[Provided data]:

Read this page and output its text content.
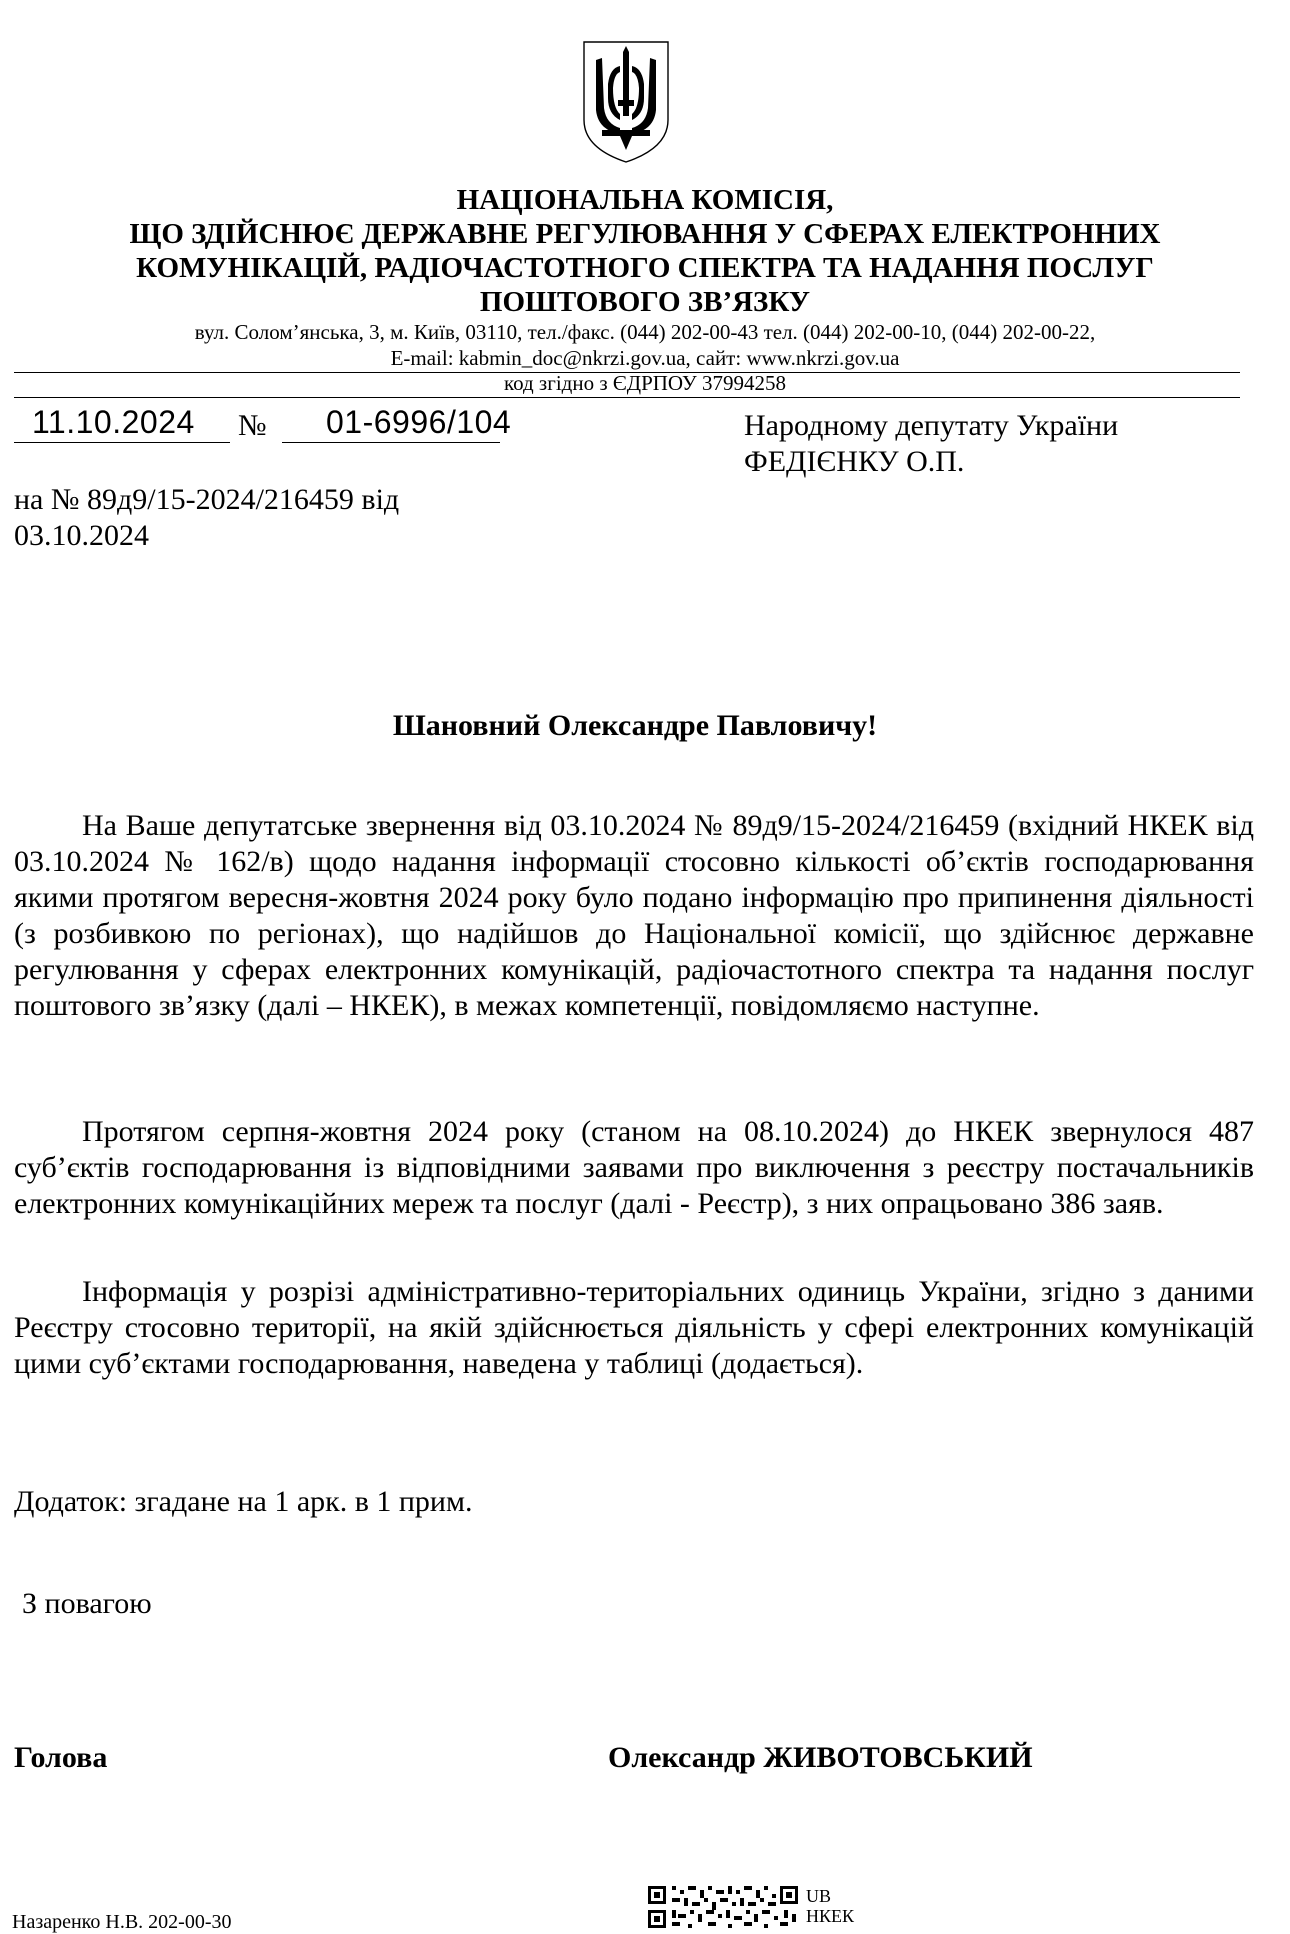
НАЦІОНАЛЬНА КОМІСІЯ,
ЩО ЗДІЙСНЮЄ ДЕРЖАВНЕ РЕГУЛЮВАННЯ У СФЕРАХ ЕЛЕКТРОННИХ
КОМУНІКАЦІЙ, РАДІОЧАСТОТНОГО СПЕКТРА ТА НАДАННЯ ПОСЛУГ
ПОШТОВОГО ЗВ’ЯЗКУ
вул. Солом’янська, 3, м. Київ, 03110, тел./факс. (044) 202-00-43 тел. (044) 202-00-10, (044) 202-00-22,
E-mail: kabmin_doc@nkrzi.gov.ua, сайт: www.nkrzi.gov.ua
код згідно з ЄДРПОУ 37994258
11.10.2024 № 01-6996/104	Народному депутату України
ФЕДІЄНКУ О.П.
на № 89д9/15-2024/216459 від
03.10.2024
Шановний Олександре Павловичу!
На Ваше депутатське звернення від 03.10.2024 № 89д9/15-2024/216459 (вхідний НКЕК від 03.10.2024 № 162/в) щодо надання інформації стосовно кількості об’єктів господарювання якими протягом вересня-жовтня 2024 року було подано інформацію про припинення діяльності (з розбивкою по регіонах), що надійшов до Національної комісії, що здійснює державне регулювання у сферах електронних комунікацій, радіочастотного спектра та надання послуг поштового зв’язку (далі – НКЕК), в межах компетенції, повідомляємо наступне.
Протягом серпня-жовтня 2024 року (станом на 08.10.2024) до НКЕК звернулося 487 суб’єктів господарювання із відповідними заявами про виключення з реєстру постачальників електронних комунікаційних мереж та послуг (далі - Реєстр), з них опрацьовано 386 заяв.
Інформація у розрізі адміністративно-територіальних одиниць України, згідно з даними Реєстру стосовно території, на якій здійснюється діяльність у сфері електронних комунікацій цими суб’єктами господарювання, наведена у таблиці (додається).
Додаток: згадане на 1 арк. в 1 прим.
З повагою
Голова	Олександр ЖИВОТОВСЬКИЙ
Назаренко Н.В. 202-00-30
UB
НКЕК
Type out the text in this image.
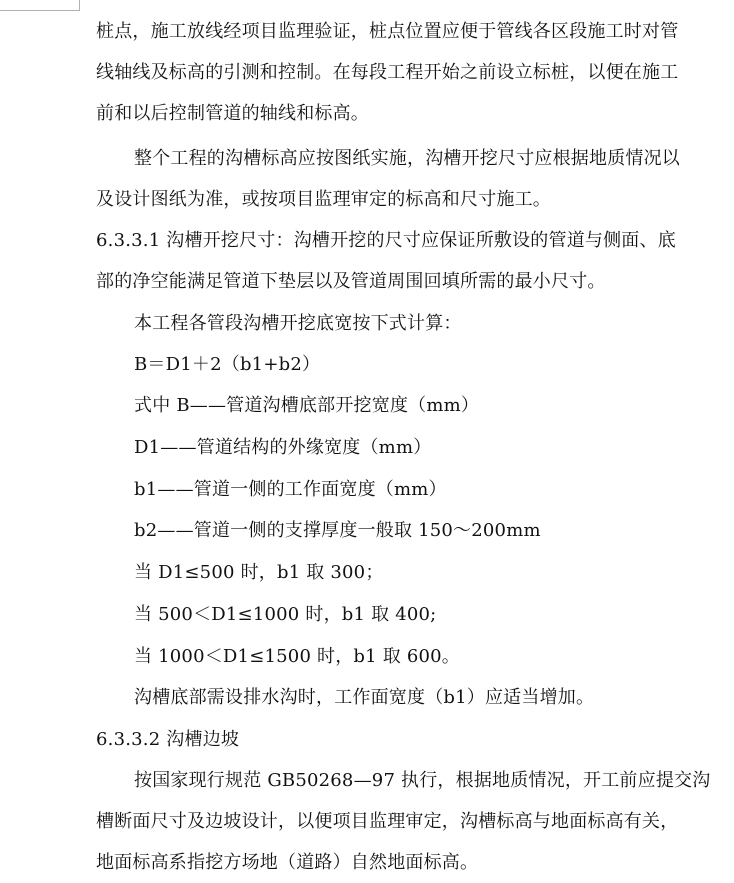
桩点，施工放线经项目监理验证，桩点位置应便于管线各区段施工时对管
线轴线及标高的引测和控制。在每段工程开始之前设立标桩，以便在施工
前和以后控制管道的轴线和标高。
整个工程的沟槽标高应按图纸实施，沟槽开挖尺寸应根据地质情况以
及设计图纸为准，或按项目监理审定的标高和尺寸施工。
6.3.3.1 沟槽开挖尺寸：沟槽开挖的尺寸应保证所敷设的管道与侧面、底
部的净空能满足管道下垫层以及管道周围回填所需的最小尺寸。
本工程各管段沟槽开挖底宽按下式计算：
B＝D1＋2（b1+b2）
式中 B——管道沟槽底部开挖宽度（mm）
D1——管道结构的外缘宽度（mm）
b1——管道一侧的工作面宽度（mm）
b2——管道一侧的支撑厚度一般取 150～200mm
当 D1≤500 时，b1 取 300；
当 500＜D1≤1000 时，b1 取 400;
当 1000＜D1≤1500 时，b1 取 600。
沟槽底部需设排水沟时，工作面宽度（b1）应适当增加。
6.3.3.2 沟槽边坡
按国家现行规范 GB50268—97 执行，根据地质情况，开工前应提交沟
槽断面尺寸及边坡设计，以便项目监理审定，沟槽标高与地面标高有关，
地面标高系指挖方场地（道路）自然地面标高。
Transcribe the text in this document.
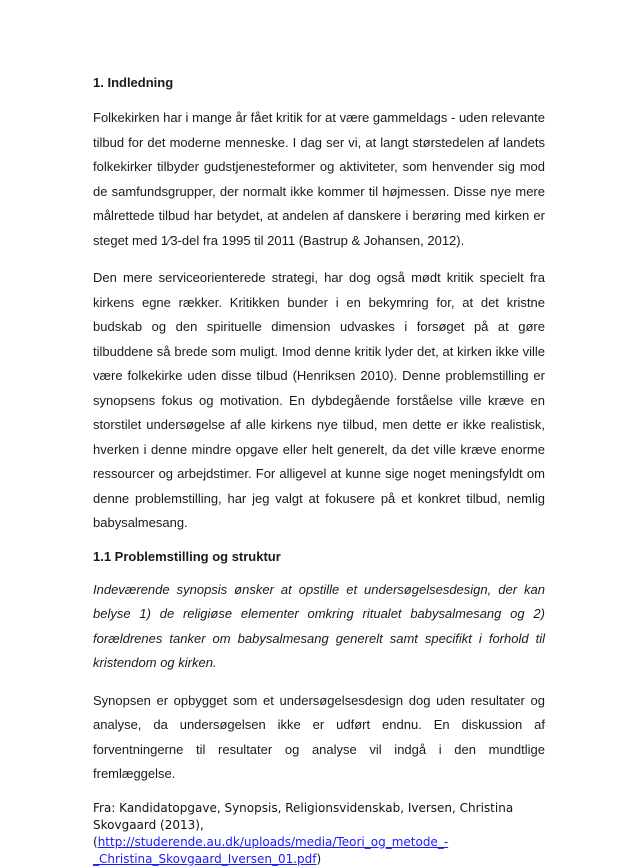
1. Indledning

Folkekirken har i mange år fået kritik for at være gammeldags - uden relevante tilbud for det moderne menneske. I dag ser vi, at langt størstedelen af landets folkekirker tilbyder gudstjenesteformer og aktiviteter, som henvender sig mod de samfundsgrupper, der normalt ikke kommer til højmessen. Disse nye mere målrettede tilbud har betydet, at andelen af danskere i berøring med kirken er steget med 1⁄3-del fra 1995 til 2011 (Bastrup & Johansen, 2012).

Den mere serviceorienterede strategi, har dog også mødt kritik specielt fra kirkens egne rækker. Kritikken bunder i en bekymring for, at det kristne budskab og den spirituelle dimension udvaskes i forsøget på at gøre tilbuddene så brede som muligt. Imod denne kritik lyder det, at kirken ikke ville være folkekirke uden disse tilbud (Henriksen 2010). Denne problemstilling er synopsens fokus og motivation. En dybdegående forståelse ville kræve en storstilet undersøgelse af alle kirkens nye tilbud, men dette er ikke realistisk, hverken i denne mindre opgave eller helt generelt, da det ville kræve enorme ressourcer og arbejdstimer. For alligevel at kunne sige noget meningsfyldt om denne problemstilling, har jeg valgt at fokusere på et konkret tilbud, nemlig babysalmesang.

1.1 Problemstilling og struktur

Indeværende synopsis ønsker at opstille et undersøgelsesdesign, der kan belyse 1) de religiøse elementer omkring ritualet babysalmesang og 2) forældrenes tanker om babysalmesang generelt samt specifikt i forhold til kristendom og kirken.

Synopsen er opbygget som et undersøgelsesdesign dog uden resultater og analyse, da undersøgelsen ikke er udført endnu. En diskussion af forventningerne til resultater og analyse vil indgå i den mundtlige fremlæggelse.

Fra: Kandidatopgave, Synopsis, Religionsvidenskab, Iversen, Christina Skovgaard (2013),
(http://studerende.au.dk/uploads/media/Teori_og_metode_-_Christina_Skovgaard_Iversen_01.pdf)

[Your instructions]: Find each line holding the word "згідно" and copy it.

[Written response]:
код згідно з ЄДРПОУ 37994258
Інформація у розрізі адміністративно-територіальних одиниць України, згідно з даними Реєстру стосовно території, на якій здійснюється діяльність у сфері електронних комунікацій цими суб’єктами господарювання, наведена у таблиці (додається).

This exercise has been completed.